▶ **Input data**
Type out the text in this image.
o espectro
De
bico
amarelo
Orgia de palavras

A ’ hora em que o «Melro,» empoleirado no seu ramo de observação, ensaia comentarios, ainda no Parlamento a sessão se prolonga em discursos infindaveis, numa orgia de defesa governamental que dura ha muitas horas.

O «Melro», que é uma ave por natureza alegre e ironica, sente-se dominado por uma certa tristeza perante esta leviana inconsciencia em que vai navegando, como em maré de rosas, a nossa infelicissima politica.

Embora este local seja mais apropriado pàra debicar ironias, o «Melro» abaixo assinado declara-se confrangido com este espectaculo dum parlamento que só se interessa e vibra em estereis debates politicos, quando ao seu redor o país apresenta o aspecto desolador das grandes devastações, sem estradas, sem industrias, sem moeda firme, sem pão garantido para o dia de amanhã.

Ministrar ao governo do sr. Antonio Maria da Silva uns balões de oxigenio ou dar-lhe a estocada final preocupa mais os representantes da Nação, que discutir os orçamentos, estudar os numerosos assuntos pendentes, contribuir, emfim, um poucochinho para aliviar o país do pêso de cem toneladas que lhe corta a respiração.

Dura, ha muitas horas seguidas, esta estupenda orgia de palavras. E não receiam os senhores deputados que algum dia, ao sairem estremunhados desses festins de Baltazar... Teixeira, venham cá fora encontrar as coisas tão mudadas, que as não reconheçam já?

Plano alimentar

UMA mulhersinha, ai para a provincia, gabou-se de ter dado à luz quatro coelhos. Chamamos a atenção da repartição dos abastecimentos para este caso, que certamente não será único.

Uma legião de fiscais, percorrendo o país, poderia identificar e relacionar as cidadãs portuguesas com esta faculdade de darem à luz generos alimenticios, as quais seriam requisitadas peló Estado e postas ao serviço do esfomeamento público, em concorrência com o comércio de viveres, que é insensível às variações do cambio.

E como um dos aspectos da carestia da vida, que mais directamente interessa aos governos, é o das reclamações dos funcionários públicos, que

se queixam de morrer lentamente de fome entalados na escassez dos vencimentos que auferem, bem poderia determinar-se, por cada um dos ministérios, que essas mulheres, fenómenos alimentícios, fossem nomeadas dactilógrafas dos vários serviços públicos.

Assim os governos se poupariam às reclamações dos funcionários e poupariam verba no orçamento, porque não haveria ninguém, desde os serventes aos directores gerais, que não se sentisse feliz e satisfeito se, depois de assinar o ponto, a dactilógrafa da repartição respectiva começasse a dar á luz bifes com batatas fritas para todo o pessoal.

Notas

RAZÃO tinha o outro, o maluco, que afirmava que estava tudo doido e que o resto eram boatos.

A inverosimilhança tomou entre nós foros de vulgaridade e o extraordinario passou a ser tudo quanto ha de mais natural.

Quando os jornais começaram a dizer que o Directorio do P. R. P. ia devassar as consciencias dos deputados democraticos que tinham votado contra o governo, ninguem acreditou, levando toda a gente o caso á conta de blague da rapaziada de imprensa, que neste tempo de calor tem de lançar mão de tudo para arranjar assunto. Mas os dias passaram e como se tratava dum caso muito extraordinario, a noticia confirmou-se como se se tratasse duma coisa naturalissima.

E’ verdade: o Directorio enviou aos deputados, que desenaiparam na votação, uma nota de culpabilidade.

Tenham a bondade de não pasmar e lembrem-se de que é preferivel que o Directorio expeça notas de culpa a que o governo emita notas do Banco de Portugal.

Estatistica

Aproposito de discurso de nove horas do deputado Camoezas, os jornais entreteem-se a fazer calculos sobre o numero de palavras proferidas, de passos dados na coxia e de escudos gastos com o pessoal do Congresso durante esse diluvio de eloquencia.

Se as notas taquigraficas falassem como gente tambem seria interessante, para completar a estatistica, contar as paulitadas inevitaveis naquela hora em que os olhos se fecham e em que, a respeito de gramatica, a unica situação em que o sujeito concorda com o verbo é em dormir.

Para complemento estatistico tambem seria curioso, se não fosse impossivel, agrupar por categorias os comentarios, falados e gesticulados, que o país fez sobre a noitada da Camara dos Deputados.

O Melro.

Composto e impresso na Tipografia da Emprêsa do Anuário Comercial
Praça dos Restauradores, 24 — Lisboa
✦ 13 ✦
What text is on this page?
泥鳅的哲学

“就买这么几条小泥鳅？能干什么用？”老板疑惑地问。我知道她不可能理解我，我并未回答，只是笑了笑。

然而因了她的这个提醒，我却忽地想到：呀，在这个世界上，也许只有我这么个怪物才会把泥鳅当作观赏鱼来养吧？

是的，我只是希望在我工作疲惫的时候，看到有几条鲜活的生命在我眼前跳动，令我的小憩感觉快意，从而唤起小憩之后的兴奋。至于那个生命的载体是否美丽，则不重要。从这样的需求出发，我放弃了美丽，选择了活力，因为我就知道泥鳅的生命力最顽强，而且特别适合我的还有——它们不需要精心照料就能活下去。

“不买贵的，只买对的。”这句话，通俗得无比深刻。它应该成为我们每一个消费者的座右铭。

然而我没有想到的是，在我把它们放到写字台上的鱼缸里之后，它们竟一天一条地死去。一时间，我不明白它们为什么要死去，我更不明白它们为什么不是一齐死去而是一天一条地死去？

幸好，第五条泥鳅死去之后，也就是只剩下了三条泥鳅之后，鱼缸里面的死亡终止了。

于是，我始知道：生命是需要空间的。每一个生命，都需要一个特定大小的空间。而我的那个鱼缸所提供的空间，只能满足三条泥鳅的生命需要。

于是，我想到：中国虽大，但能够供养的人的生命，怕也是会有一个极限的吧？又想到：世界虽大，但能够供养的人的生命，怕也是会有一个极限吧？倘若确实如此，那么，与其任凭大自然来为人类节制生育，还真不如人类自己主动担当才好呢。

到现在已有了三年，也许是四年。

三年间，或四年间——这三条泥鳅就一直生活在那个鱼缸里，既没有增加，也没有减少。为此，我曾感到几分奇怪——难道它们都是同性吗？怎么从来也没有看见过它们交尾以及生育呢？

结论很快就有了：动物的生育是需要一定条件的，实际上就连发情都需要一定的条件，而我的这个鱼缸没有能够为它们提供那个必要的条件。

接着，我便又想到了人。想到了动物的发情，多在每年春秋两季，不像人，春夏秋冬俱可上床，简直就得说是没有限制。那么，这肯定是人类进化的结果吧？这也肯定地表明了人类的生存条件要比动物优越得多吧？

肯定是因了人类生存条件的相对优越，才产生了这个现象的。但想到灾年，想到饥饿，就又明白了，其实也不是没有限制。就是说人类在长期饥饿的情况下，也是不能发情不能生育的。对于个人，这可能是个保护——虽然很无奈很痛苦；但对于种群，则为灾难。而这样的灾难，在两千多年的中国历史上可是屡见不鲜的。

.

▶ **Instruction**
All of the entries above should be written out again exactly.

▶ **The response**
Type out the text in this image.
o espectro
De
bico
amarelo
Orgia de palavras

A ’ hora em que o «Melro,» empoleirado no seu ramo de observação, ensaia comentarios, ainda no Parlamento a sessão se prolonga em discursos infindaveis, numa orgia de defesa governamental que dura ha muitas horas.

O «Melro», que é uma ave por natureza alegre e ironica, sente-se dominado por uma certa tristeza perante esta leviana inconsciencia em que vai navegando, como em maré de rosas, a nossa infelicissima politica.

Embora este local seja mais apropriado pàra debicar ironias, o «Melro» abaixo assinado declara-se confrangido com este espectaculo dum parlamento que só se interessa e vibra em estereis debates politicos, quando ao seu redor o país apresenta o aspecto desolador das grandes devastações, sem estradas, sem industrias, sem moeda firme, sem pão garantido para o dia de amanhã.

Ministrar ao governo do sr. Antonio Maria da Silva uns balões de oxigenio ou dar-lhe a estocada final preocupa mais os representantes da Nação, que discutir os orçamentos, estudar os numerosos assuntos pendentes, contribuir, emfim, um poucochinho para aliviar o país do pêso de cem toneladas que lhe corta a respiração.

Dura, ha muitas horas seguidas, esta estupenda orgia de palavras. E não receiam os senhores deputados que algum dia, ao sairem estremunhados desses festins de Baltazar... Teixeira, venham cá fora encontrar as coisas tão mudadas, que as não reconheçam já?

Plano alimentar

UMA mulhersinha, ai para a provincia, gabou-se de ter dado à luz quatro coelhos. Chamamos a atenção da repartição dos abastecimentos para este caso, que certamente não será único.

Uma legião de fiscais, percorrendo o país, poderia identificar e relacionar as cidadãs portuguesas com esta faculdade de darem à luz generos alimenticios, as quais seriam requisitadas peló Estado e postas ao serviço do esfomeamento público, em concorrência com o comércio de viveres, que é insensível às variações do cambio.

E como um dos aspectos da carestia da vida, que mais directamente interessa aos governos, é o das reclamações dos funcionários públicos, que

se queixam de morrer lentamente de fome entalados na escassez dos vencimentos que auferem, bem poderia determinar-se, por cada um dos ministérios, que essas mulheres, fenómenos alimentícios, fossem nomeadas dactilógrafas dos vários serviços públicos.

Assim os governos se poupariam às reclamações dos funcionários e poupariam verba no orçamento, porque não haveria ninguém, desde os serventes aos directores gerais, que não se sentisse feliz e satisfeito se, depois de assinar o ponto, a dactilógrafa da repartição respectiva começasse a dar á luz bifes com batatas fritas para todo o pessoal.

Notas

RAZÃO tinha o outro, o maluco, que afirmava que estava tudo doido e que o resto eram boatos.

A inverosimilhança tomou entre nós foros de vulgaridade e o extraordinario passou a ser tudo quanto ha de mais natural.

Quando os jornais começaram a dizer que o Directorio do P. R. P. ia devassar as consciencias dos deputados democraticos que tinham votado contra o governo, ninguem acreditou, levando toda a gente o caso á conta de blague da rapaziada de imprensa, que neste tempo de calor tem de lançar mão de tudo para arranjar assunto. Mas os dias passaram e como se tratava dum caso muito extraordinario, a noticia confirmou-se como se se tratasse duma coisa naturalissima.

E’ verdade: o Directorio enviou aos deputados, que desenaiparam na votação, uma nota de culpabilidade.

Tenham a bondade de não pasmar e lembrem-se de que é preferivel que o Directorio expeça notas de culpa a que o governo emita notas do Banco de Portugal.

Estatistica

Aproposito de discurso de nove horas do deputado Camoezas, os jornais entreteem-se a fazer calculos sobre o numero de palavras proferidas, de passos dados na coxia e de escudos gastos com o pessoal do Congresso durante esse diluvio de eloquencia.

Se as notas taquigraficas falassem como gente tambem seria interessante, para completar a estatistica, contar as paulitadas inevitaveis naquela hora em que os olhos se fecham e em que, a respeito de gramatica, a unica situação em que o sujeito concorda com o verbo é em dormir.

Para complemento estatistico tambem seria curioso, se não fosse impossivel, agrupar por categorias os comentarios, falados e gesticulados, que o país fez sobre a noitada da Camara dos Deputados.

O Melro.

Composto e impresso na Tipografia da Emprêsa do Anuário Comercial
Praça dos Restauradores, 24 — Lisboa
✦ 13 ✦
What text is on this page?
泥鳅的哲学

“就买这么几条小泥鳅？能干什么用？”老板疑惑地问。我知道她不可能理解我，我并未回答，只是笑了笑。

然而因了她的这个提醒，我却忽地想到：呀，在这个世界上，也许只有我这么个怪物才会把泥鳅当作观赏鱼来养吧？

是的，我只是希望在我工作疲惫的时候，看到有几条鲜活的生命在我眼前跳动，令我的小憩感觉快意，从而唤起小憩之后的兴奋。至于那个生命的载体是否美丽，则不重要。从这样的需求出发，我放弃了美丽，选择了活力，因为我就知道泥鳅的生命力最顽强，而且特别适合我的还有——它们不需要精心照料就能活下去。

“不买贵的，只买对的。”这句话，通俗得无比深刻。它应该成为我们每一个消费者的座右铭。

然而我没有想到的是，在我把它们放到写字台上的鱼缸里之后，它们竟一天一条地死去。一时间，我不明白它们为什么要死去，我更不明白它们为什么不是一齐死去而是一天一条地死去？

幸好，第五条泥鳅死去之后，也就是只剩下了三条泥鳅之后，鱼缸里面的死亡终止了。

于是，我始知道：生命是需要空间的。每一个生命，都需要一个特定大小的空间。而我的那个鱼缸所提供的空间，只能满足三条泥鳅的生命需要。

于是，我想到：中国虽大，但能够供养的人的生命，怕也是会有一个极限的吧？又想到：世界虽大，但能够供养的人的生命，怕也是会有一个极限吧？倘若确实如此，那么，与其任凭大自然来为人类节制生育，还真不如人类自己主动担当才好呢。

到现在已有了三年，也许是四年。

三年间，或四年间——这三条泥鳅就一直生活在那个鱼缸里，既没有增加，也没有减少。为此，我曾感到几分奇怪——难道它们都是同性吗？怎么从来也没有看见过它们交尾以及生育呢？

结论很快就有了：动物的生育是需要一定条件的，实际上就连发情都需要一定的条件，而我的这个鱼缸没有能够为它们提供那个必要的条件。

接着，我便又想到了人。想到了动物的发情，多在每年春秋两季，不像人，春夏秋冬俱可上床，简直就得说是没有限制。那么，这肯定是人类进化的结果吧？这也肯定地表明了人类的生存条件要比动物优越得多吧？

肯定是因了人类生存条件的相对优越，才产生了这个现象的。但想到灾年，想到饥饿，就又明白了，其实也不是没有限制。就是说人类在长期饥饿的情况下，也是不能发情不能生育的。对于个人，这可能是个保护——虽然很无奈很痛苦；但对于种群，则为灾难。而这样的灾难，在两千多年的中国历史上可是屡见不鲜的。

.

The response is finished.